◆ Part of a data file
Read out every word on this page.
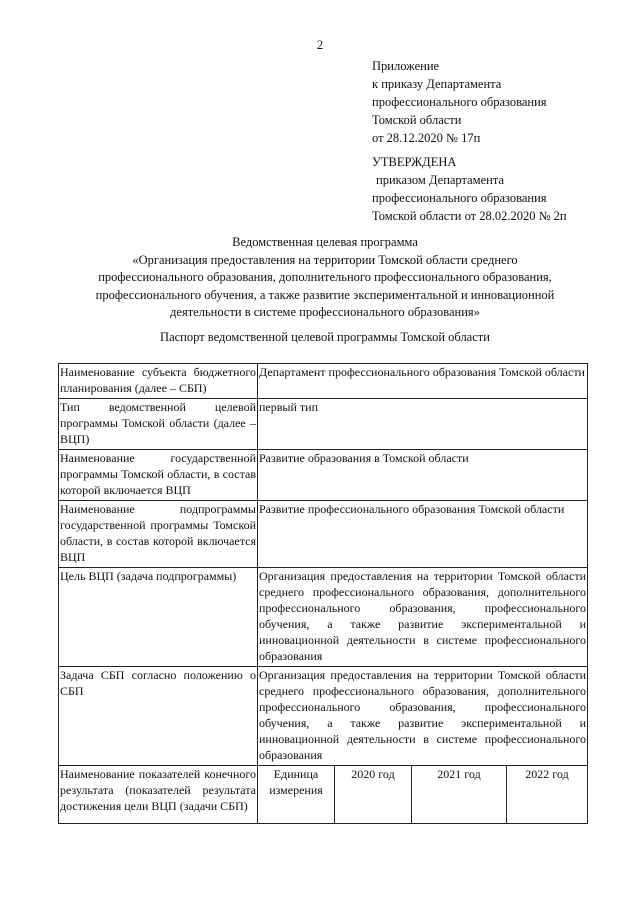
2
Приложение
к приказу Департамента
профессионального образования
Томской области
от 28.12.2020 № 17п
УТВЕРЖДЕНА
приказом Департамента
профессионального образования
Томской области от 28.02.2020 № 2п
Ведомственная целевая программа
«Организация предоставления на территории Томской области среднего
профессионального образования, дополнительного профессионального образования,
профессионального обучения, а также развитие экспериментальной и инновационной
деятельности в системе профессионального образования»
Паспорт ведомственной целевой программы Томской области
Наименование субъекта бюджетного планирования (далее – СБП)	Департамент профессионального образования Томской области			
Тип ведомственной целевой программы Томской области (далее – ВЦП)	первый тип			
Наименование государственной программы Томской области, в состав которой включается ВЦП	Развитие образования в Томской области			
Наименование подпрограммы государственной программы Томской области, в состав которой включается ВЦП	Развитие профессионального образования Томской области			
Цель ВЦП (задача подпрограммы)	Организация предоставления на территории Томской области среднего профессионального образования, дополнительного профессионального образования, профессионального обучения, а также развитие экспериментальной и инновационной деятельности в системе профессионального образования			
Задача СБП согласно положению о СБП	Организация предоставления на территории Томской области среднего профессионального образования, дополнительного профессионального образования, профессионального обучения, а также развитие экспериментальной и инновационной деятельности в системе профессионального образования			
Наименование показателей конечного результата (показателей результата достижения цели ВЦП (задачи СБП)	Единица измерения	2020 год	2021 год	2022 год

◆ Written task
Reproduce each entry precisely, dropping only the pictures.

◆ Result of the task
Read out every word on this page.
2
Приложение
к приказу Департамента
профессионального образования
Томской области
от 28.12.2020 № 17п
УТВЕРЖДЕНА
приказом Департамента
профессионального образования
Томской области от 28.02.2020 № 2п
Ведомственная целевая программа
«Организация предоставления на территории Томской области среднего
профессионального образования, дополнительного профессионального образования,
профессионального обучения, а также развитие экспериментальной и инновационной
деятельности в системе профессионального образования»
Паспорт ведомственной целевой программы Томской области
Наименование субъекта бюджетного планирования (далее – СБП)	Департамент профессионального образования Томской области			
Тип ведомственной целевой программы Томской области (далее – ВЦП)	первый тип			
Наименование государственной программы Томской области, в состав которой включается ВЦП	Развитие образования в Томской области			
Наименование подпрограммы государственной программы Томской области, в состав которой включается ВЦП	Развитие профессионального образования Томской области			
Цель ВЦП (задача подпрограммы)	Организация предоставления на территории Томской области среднего профессионального образования, дополнительного профессионального образования, профессионального обучения, а также развитие экспериментальной и инновационной деятельности в системе профессионального образования			
Задача СБП согласно положению о СБП	Организация предоставления на территории Томской области среднего профессионального образования, дополнительного профессионального образования, профессионального обучения, а также развитие экспериментальной и инновационной деятельности в системе профессионального образования			
Наименование показателей конечного результата (показателей результата достижения цели ВЦП (задачи СБП)	Единица измерения	2020 год	2021 год	2022 год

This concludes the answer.